Sub-Saharan Africa has recorded an increase of 16.6 million in child labour in four years, due largely to some extreme factors peculiar to many African countries.
The International Labour Organisation (ILO) and the United Nations Children Funds (UNICEF), made this known in a new report titled: ‘Child Labour: Global estimates 2020, trends and the road forward’, jointly released to commemorate the 2021 World Day Against Child Labour, which is marked globally on June 12, every year.
Giving the root causes of the increase, the reports said poverty, population growth and other factors were largely responsible for the increase.
“In sub-Saharan Africa, population growth, recurrent crises, extreme poverty, and inadequate social protection measures have led to an additional 16.6 million children in child labour over the past four years,” the report said.
The report also noted that global progress to end child labour has come to a halt for the first time in over two decades, reversing the downward trend that saw child labour fall by 94 million between 2000 and 2016.
One other critical factor responsible for the increase is the COVID-19 pandemic, and the report indicated that even in regions where there has been some headway since 2016, such as Asia and the Pacific, and Latin America and the Caribbean, COVID-19 is endangering that progress.
════════
*Problems to solve*
a - Extract the portion of the child labor passage between "Giving the root" and "2000 and 2016.", inclusive.
b - According to the child labor passage, by how much did child labor fall between 2000 and 2016?
c - Proceed with the child labor passage, picking up after its final sentence.
The listing after the child labor passage is separate material with no connection to it.
════════
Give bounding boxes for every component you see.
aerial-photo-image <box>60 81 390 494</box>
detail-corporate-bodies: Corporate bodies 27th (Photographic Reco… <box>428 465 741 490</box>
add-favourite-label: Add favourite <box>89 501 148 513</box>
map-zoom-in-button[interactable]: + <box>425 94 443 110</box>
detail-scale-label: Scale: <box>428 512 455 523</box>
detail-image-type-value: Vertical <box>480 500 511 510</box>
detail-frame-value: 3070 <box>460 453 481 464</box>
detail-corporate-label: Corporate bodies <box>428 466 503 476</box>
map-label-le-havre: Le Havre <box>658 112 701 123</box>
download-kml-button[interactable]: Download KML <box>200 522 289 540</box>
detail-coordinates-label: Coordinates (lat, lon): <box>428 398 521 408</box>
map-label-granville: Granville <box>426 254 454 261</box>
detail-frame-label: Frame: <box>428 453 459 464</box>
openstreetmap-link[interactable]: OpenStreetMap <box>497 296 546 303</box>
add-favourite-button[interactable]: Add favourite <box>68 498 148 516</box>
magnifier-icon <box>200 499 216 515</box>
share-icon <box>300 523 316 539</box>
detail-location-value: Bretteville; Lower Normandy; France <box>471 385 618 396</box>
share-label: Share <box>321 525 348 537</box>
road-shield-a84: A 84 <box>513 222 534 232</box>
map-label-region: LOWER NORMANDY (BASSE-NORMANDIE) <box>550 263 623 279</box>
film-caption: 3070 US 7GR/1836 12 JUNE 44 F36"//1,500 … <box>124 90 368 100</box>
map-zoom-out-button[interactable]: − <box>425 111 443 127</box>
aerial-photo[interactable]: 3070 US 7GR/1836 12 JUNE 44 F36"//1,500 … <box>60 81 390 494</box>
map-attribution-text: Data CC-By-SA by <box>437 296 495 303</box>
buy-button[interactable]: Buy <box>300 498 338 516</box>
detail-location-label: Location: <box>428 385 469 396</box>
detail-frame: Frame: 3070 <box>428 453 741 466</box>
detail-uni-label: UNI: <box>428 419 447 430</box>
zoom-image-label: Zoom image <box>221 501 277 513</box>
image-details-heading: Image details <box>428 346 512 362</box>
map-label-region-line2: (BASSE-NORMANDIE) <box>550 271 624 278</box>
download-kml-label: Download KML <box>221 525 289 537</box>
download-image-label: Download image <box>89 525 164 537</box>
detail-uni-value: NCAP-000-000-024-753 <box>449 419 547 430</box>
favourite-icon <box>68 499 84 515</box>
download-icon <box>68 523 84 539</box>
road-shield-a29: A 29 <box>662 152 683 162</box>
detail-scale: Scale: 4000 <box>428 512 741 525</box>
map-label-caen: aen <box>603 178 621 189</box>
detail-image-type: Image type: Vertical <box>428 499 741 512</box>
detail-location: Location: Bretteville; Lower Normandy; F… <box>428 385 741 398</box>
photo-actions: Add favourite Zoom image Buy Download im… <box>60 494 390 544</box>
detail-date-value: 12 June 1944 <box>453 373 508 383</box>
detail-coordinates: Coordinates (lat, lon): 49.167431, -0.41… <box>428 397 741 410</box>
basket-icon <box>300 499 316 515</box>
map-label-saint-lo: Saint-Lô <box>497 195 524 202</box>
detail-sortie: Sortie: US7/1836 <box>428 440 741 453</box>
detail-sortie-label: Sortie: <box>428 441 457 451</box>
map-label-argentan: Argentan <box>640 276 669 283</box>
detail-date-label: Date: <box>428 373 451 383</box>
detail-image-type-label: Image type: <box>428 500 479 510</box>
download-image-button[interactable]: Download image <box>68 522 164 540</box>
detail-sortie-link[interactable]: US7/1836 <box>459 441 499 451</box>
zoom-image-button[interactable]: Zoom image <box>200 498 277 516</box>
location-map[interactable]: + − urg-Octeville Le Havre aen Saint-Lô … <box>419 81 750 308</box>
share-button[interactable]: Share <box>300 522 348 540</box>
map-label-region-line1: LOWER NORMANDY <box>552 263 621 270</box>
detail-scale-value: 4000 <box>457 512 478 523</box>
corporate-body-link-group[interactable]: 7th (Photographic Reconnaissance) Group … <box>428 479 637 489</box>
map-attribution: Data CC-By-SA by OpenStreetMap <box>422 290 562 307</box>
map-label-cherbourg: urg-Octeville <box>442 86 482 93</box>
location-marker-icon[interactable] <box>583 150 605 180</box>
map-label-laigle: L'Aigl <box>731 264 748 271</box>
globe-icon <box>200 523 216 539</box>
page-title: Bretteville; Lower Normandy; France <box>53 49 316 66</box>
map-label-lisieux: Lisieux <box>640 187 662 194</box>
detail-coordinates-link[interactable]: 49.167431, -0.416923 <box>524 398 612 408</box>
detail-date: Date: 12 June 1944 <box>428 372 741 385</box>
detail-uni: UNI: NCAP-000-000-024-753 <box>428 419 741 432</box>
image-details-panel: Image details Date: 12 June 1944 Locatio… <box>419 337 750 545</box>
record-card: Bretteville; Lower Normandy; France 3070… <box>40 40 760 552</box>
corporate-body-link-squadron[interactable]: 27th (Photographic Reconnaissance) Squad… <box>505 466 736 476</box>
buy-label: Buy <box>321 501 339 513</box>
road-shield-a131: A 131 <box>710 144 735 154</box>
════════
*Answer set*
a -
Giving the root causes of the increase, the reports said poverty, population growth and other factors were largely responsible for the increase.
“In sub-Saharan Africa, population growth, recurrent crises, extreme poverty, and inadequate social protection measures have led to an additional 16.6 million children in child labour over the past four years,” the report said.
The report also noted that global progress to end child labour has come to a halt for the first time in over two decades, reversing the downward trend that saw child labour fall by 94 million between 2000 and 2016.

b - By 94 million.

c -
The report warns that globally, nine million additional children are at risk of being pushed into child labour by the end of 2022 as a result of the pandemic; while a simulation model shows that this number could rise to 46 million if they don’t have access to critical social protection coverage.
Additional economic shocks and school closures caused by COVID-19 mean that children already in child labour may be working longer hours or under worsening conditions, while many more may be forced into the worst forms of child labour due to the job and income losses among vulnerable families.
“We are losing ground in the fight against child labour, and the last year has not made that fight any easier,” said UNICEF Executive Director, Henrietta Fore.
Henrietta added: “Now, well into the second year of global lockdowns, school closures, economic disruptions, and shrinking national budgets, families are forced to make heart-breaking choices. We urge governments and international development banks to prioritize investments in programmes that can get children out of the workforce and back into school, and in social protection programmes that can help families avoid making this choice in the first place.”